*CHALLENGE*. Find the string "type" in the entries and copy each line that has it.

*Records from a data collection*.

..........

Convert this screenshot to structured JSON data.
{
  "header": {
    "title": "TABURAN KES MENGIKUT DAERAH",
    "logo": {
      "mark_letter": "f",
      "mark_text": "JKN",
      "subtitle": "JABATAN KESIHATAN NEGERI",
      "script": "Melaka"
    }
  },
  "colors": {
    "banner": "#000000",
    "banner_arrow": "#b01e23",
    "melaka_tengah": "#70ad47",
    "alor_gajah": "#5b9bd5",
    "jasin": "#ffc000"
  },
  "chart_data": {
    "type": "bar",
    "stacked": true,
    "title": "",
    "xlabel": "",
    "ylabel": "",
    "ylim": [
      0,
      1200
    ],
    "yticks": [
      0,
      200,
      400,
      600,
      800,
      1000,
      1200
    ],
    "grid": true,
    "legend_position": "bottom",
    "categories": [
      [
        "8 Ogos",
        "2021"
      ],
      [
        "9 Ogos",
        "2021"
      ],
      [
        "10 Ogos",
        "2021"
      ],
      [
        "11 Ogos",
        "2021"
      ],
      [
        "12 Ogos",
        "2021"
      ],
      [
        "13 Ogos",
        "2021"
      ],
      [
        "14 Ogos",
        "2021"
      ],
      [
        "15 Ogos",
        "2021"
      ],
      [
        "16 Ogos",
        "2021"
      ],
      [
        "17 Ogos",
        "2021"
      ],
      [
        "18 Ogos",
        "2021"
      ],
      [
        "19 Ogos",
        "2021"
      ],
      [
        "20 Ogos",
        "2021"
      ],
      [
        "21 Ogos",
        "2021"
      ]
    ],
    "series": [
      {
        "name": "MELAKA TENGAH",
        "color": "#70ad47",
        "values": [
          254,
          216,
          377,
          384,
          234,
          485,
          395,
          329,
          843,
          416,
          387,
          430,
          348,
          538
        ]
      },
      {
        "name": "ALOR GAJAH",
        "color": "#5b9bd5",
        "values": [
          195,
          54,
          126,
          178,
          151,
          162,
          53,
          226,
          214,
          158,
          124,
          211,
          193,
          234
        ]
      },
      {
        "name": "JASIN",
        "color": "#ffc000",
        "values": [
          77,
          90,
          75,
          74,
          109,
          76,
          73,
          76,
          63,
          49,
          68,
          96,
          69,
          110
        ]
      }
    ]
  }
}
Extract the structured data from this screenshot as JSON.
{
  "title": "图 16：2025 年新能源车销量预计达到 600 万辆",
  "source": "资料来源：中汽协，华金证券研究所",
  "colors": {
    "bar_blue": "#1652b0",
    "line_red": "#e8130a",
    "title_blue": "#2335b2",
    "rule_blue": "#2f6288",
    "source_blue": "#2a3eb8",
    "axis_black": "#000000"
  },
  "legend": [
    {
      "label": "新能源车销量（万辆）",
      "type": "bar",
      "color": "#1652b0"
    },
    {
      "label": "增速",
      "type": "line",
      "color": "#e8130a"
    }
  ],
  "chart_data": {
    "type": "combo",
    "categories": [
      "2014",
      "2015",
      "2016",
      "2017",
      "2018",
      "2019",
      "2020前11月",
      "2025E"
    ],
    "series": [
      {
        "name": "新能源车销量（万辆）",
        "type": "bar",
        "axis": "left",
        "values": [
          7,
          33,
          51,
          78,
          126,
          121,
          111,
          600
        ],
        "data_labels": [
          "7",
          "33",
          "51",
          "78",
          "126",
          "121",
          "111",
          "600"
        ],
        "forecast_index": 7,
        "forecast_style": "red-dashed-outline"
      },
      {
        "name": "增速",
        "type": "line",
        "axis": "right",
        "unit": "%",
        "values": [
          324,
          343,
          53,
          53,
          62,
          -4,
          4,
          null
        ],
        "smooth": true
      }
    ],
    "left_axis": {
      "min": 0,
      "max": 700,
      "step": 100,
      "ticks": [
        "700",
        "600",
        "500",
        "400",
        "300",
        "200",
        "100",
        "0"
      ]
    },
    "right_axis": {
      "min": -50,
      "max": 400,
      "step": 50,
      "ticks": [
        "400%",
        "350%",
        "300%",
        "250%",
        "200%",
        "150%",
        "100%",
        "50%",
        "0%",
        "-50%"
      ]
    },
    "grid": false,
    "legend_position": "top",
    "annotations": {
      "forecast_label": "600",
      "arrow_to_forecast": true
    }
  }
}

..........

*EXERCISE OUTPUT*.
    "type": "bar",
      "type": "bar",
      "type": "line",
    "type": "combo",
        "type": "bar",
        "type": "line",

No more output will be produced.